• _Task_
Can you retype every record below exactly as written?

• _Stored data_
# # #

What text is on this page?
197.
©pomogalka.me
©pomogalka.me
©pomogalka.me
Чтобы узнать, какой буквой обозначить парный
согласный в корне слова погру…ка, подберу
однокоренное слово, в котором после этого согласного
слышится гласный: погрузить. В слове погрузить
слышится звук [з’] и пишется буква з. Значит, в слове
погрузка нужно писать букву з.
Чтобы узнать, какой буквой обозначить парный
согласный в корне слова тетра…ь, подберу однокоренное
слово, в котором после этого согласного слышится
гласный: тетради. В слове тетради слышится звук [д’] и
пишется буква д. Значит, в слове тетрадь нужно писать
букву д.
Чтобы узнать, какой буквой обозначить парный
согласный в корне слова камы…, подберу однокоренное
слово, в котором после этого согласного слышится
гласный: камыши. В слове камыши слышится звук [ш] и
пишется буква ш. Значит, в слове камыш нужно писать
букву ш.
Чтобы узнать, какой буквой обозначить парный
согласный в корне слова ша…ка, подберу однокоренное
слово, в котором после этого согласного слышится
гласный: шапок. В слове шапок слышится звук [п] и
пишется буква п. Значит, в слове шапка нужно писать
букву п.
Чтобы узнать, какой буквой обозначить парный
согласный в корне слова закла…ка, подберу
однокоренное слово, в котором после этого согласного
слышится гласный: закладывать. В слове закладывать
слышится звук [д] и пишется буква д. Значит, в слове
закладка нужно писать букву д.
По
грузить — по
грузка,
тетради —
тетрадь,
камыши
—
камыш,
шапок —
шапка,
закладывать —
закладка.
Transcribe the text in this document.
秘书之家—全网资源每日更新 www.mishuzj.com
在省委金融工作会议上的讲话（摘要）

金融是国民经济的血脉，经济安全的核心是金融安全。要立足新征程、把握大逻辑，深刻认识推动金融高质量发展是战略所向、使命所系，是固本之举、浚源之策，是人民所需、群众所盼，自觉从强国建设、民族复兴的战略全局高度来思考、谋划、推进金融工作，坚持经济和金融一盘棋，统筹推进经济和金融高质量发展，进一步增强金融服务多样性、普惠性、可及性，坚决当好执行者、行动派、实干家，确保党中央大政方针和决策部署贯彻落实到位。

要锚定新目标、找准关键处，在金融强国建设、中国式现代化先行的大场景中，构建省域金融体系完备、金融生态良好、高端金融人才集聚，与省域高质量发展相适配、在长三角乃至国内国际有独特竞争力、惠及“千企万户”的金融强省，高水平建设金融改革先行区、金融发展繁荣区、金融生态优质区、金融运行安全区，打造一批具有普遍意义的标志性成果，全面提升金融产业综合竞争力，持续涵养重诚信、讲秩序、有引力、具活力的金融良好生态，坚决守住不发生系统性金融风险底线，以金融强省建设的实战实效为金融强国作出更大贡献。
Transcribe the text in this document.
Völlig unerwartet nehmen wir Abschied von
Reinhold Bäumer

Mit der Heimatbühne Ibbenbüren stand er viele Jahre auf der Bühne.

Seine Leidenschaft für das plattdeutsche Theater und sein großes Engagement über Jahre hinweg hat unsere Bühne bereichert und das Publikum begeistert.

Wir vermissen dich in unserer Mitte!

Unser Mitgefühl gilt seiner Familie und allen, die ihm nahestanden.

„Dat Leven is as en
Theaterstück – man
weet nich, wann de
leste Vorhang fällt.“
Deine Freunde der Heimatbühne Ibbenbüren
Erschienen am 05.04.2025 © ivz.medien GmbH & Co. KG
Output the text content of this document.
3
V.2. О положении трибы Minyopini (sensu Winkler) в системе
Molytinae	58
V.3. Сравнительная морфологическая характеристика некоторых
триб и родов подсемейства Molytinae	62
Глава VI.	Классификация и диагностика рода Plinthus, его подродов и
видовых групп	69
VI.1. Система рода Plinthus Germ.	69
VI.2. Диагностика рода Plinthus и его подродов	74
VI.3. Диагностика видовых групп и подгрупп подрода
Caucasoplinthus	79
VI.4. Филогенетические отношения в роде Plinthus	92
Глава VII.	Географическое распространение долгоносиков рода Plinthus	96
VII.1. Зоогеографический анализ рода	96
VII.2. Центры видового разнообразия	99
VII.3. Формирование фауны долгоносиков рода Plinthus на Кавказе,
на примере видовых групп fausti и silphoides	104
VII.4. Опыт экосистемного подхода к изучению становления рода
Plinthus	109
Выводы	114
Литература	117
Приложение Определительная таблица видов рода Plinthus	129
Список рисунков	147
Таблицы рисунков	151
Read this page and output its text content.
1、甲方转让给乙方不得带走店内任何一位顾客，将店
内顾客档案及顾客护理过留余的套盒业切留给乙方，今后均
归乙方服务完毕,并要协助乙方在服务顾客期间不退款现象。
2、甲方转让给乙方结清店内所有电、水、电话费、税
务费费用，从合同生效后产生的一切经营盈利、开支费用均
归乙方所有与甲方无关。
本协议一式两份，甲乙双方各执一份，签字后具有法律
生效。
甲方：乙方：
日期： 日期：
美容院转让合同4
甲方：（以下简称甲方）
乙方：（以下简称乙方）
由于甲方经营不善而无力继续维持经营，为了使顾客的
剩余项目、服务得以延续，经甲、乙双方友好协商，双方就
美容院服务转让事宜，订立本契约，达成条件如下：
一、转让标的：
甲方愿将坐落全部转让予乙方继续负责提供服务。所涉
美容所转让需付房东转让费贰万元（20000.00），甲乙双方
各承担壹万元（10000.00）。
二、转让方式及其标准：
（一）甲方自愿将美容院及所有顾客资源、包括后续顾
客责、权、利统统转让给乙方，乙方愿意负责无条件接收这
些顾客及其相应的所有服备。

# # #

• _Task output_
What text is on this page?
197.
©pomogalka.me
©pomogalka.me
©pomogalka.me
Чтобы узнать, какой буквой обозначить парный
согласный в корне слова погру…ка, подберу
однокоренное слово, в котором после этого согласного
слышится гласный: погрузить. В слове погрузить
слышится звук [з’] и пишется буква з. Значит, в слове
погрузка нужно писать букву з.
Чтобы узнать, какой буквой обозначить парный
согласный в корне слова тетра…ь, подберу однокоренное
слово, в котором после этого согласного слышится
гласный: тетради. В слове тетради слышится звук [д’] и
пишется буква д. Значит, в слове тетрадь нужно писать
букву д.
Чтобы узнать, какой буквой обозначить парный
согласный в корне слова камы…, подберу однокоренное
слово, в котором после этого согласного слышится
гласный: камыши. В слове камыши слышится звук [ш] и
пишется буква ш. Значит, в слове камыш нужно писать
букву ш.
Чтобы узнать, какой буквой обозначить парный
согласный в корне слова ша…ка, подберу однокоренное
слово, в котором после этого согласного слышится
гласный: шапок. В слове шапок слышится звук [п] и
пишется буква п. Значит, в слове шапка нужно писать
букву п.
Чтобы узнать, какой буквой обозначить парный
согласный в корне слова закла…ка, подберу
однокоренное слово, в котором после этого согласного
слышится гласный: закладывать. В слове закладывать
слышится звук [д] и пишется буква д. Значит, в слове
закладка нужно писать букву д.
По
грузить — по
грузка,
тетради —
тетрадь,
камыши
—
камыш,
шапок —
шапка,
закладывать —
закладка.
Transcribe the text in this document.
秘书之家—全网资源每日更新 www.mishuzj.com
在省委金融工作会议上的讲话（摘要）

金融是国民经济的血脉，经济安全的核心是金融安全。要立足新征程、把握大逻辑，深刻认识推动金融高质量发展是战略所向、使命所系，是固本之举、浚源之策，是人民所需、群众所盼，自觉从强国建设、民族复兴的战略全局高度来思考、谋划、推进金融工作，坚持经济和金融一盘棋，统筹推进经济和金融高质量发展，进一步增强金融服务多样性、普惠性、可及性，坚决当好执行者、行动派、实干家，确保党中央大政方针和决策部署贯彻落实到位。

要锚定新目标、找准关键处，在金融强国建设、中国式现代化先行的大场景中，构建省域金融体系完备、金融生态良好、高端金融人才集聚，与省域高质量发展相适配、在长三角乃至国内国际有独特竞争力、惠及“千企万户”的金融强省，高水平建设金融改革先行区、金融发展繁荣区、金融生态优质区、金融运行安全区，打造一批具有普遍意义的标志性成果，全面提升金融产业综合竞争力，持续涵养重诚信、讲秩序、有引力、具活力的金融良好生态，坚决守住不发生系统性金融风险底线，以金融强省建设的实战实效为金融强国作出更大贡献。
Transcribe the text in this document.
Völlig unerwartet nehmen wir Abschied von
Reinhold Bäumer

Mit der Heimatbühne Ibbenbüren stand er viele Jahre auf der Bühne.

Seine Leidenschaft für das plattdeutsche Theater und sein großes Engagement über Jahre hinweg hat unsere Bühne bereichert und das Publikum begeistert.

Wir vermissen dich in unserer Mitte!

Unser Mitgefühl gilt seiner Familie und allen, die ihm nahestanden.

„Dat Leven is as en
Theaterstück – man
weet nich, wann de
leste Vorhang fällt.“
Deine Freunde der Heimatbühne Ibbenbüren
Erschienen am 05.04.2025 © ivz.medien GmbH & Co. KG
Output the text content of this document.
3
V.2. О положении трибы Minyopini (sensu Winkler) в системе
Molytinae	58
V.3. Сравнительная морфологическая характеристика некоторых
триб и родов подсемейства Molytinae	62
Глава VI.	Классификация и диагностика рода Plinthus, его подродов и
видовых групп	69
VI.1. Система рода Plinthus Germ.	69
VI.2. Диагностика рода Plinthus и его подродов	74
VI.3. Диагностика видовых групп и подгрупп подрода
Caucasoplinthus	79
VI.4. Филогенетические отношения в роде Plinthus	92
Глава VII.	Географическое распространение долгоносиков рода Plinthus	96
VII.1. Зоогеографический анализ рода	96
VII.2. Центры видового разнообразия	99
VII.3. Формирование фауны долгоносиков рода Plinthus на Кавказе,
на примере видовых групп fausti и silphoides	104
VII.4. Опыт экосистемного подхода к изучению становления рода
Plinthus	109
Выводы	114
Литература	117
Приложение Определительная таблица видов рода Plinthus	129
Список рисунков	147
Таблицы рисунков	151
Read this page and output its text content.
1、甲方转让给乙方不得带走店内任何一位顾客，将店
内顾客档案及顾客护理过留余的套盒业切留给乙方，今后均
归乙方服务完毕,并要协助乙方在服务顾客期间不退款现象。
2、甲方转让给乙方结清店内所有电、水、电话费、税
务费费用，从合同生效后产生的一切经营盈利、开支费用均
归乙方所有与甲方无关。
本协议一式两份，甲乙双方各执一份，签字后具有法律
生效。
甲方：乙方：
日期： 日期：
美容院转让合同4
甲方：（以下简称甲方）
乙方：（以下简称乙方）
由于甲方经营不善而无力继续维持经营，为了使顾客的
剩余项目、服务得以延续，经甲、乙双方友好协商，双方就
美容院服务转让事宜，订立本契约，达成条件如下：
一、转让标的：
甲方愿将坐落全部转让予乙方继续负责提供服务。所涉
美容所转让需付房东转让费贰万元（20000.00），甲乙双方
各承担壹万元（10000.00）。
二、转让方式及其标准：
（一）甲方自愿将美容院及所有顾客资源、包括后续顾
客责、权、利统统转让给乙方，乙方愿意负责无条件接收这
些顾客及其相应的所有服备。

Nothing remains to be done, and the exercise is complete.